What the task asks — Your job is to transcribe the material exactly, every line included.

Material supplied —
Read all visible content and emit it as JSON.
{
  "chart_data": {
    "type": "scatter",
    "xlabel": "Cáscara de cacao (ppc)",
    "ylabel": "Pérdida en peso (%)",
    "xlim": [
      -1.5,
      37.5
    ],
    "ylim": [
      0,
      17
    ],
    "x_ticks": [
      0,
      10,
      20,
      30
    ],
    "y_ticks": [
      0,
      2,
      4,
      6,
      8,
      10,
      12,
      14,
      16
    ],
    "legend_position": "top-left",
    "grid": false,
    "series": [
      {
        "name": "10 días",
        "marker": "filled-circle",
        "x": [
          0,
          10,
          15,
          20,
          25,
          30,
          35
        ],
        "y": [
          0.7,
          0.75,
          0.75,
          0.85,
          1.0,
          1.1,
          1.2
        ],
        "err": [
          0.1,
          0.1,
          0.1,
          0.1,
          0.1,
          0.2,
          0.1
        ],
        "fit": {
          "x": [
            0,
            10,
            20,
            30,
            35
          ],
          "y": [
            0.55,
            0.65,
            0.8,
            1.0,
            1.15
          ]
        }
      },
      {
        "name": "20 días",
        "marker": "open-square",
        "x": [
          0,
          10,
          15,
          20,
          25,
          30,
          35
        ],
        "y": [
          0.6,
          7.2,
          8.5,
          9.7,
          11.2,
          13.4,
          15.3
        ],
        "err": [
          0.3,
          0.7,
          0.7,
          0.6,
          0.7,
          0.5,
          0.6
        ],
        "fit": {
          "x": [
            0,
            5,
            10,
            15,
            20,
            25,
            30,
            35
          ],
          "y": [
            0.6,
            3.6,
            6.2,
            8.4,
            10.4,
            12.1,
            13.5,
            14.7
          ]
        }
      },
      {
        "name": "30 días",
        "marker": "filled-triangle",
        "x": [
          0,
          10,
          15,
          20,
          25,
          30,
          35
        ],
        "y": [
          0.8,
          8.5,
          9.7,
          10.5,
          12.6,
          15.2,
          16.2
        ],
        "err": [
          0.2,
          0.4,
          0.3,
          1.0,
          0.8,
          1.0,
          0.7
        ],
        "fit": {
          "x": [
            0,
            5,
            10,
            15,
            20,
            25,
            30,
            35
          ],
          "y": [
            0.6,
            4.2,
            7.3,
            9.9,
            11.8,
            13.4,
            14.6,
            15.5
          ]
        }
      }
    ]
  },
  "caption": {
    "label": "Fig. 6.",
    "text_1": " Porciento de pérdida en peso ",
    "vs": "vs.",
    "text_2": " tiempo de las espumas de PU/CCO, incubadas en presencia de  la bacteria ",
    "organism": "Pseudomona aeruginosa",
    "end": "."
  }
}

Written response —
Read all visible content and emit it as JSON.
{
  "chart_data": {
    "type": "scatter",
    "xlabel": "Cáscara de cacao (ppc)",
    "ylabel": "Pérdida en peso (%)",
    "xlim": [
      -1.5,
      37.5
    ],
    "ylim": [
      0,
      17
    ],
    "x_ticks": [
      0,
      10,
      20,
      30
    ],
    "y_ticks": [
      0,
      2,
      4,
      6,
      8,
      10,
      12,
      14,
      16
    ],
    "legend_position": "top-left",
    "grid": false,
    "series": [
      {
        "name": "10 días",
        "marker": "filled-circle",
        "x": [
          0,
          10,
          15,
          20,
          25,
          30,
          35
        ],
        "y": [
          0.7,
          0.75,
          0.75,
          0.85,
          1.0,
          1.1,
          1.2
        ],
        "err": [
          0.1,
          0.1,
          0.1,
          0.1,
          0.1,
          0.2,
          0.1
        ],
        "fit": {
          "x": [
            0,
            10,
            20,
            30,
            35
          ],
          "y": [
            0.55,
            0.65,
            0.8,
            1.0,
            1.15
          ]
        }
      },
      {
        "name": "20 días",
        "marker": "open-square",
        "x": [
          0,
          10,
          15,
          20,
          25,
          30,
          35
        ],
        "y": [
          0.6,
          7.2,
          8.5,
          9.7,
          11.2,
          13.4,
          15.3
        ],
        "err": [
          0.3,
          0.7,
          0.7,
          0.6,
          0.7,
          0.5,
          0.6
        ],
        "fit": {
          "x": [
            0,
            5,
            10,
            15,
            20,
            25,
            30,
            35
          ],
          "y": [
            0.6,
            3.6,
            6.2,
            8.4,
            10.4,
            12.1,
            13.5,
            14.7
          ]
        }
      },
      {
        "name": "30 días",
        "marker": "filled-triangle",
        "x": [
          0,
          10,
          15,
          20,
          25,
          30,
          35
        ],
        "y": [
          0.8,
          8.5,
          9.7,
          10.5,
          12.6,
          15.2,
          16.2
        ],
        "err": [
          0.2,
          0.4,
          0.3,
          1.0,
          0.8,
          1.0,
          0.7
        ],
        "fit": {
          "x": [
            0,
            5,
            10,
            15,
            20,
            25,
            30,
            35
          ],
          "y": [
            0.6,
            4.2,
            7.3,
            9.9,
            11.8,
            13.4,
            14.6,
            15.5
          ]
        }
      }
    ]
  },
  "caption": {
    "label": "Fig. 6.",
    "text_1": " Porciento de pérdida en peso ",
    "vs": "vs.",
    "text_2": " tiempo de las espumas de PU/CCO, incubadas en presencia de  la bacteria ",
    "organism": "Pseudomona aeruginosa",
    "end": "."
  }
}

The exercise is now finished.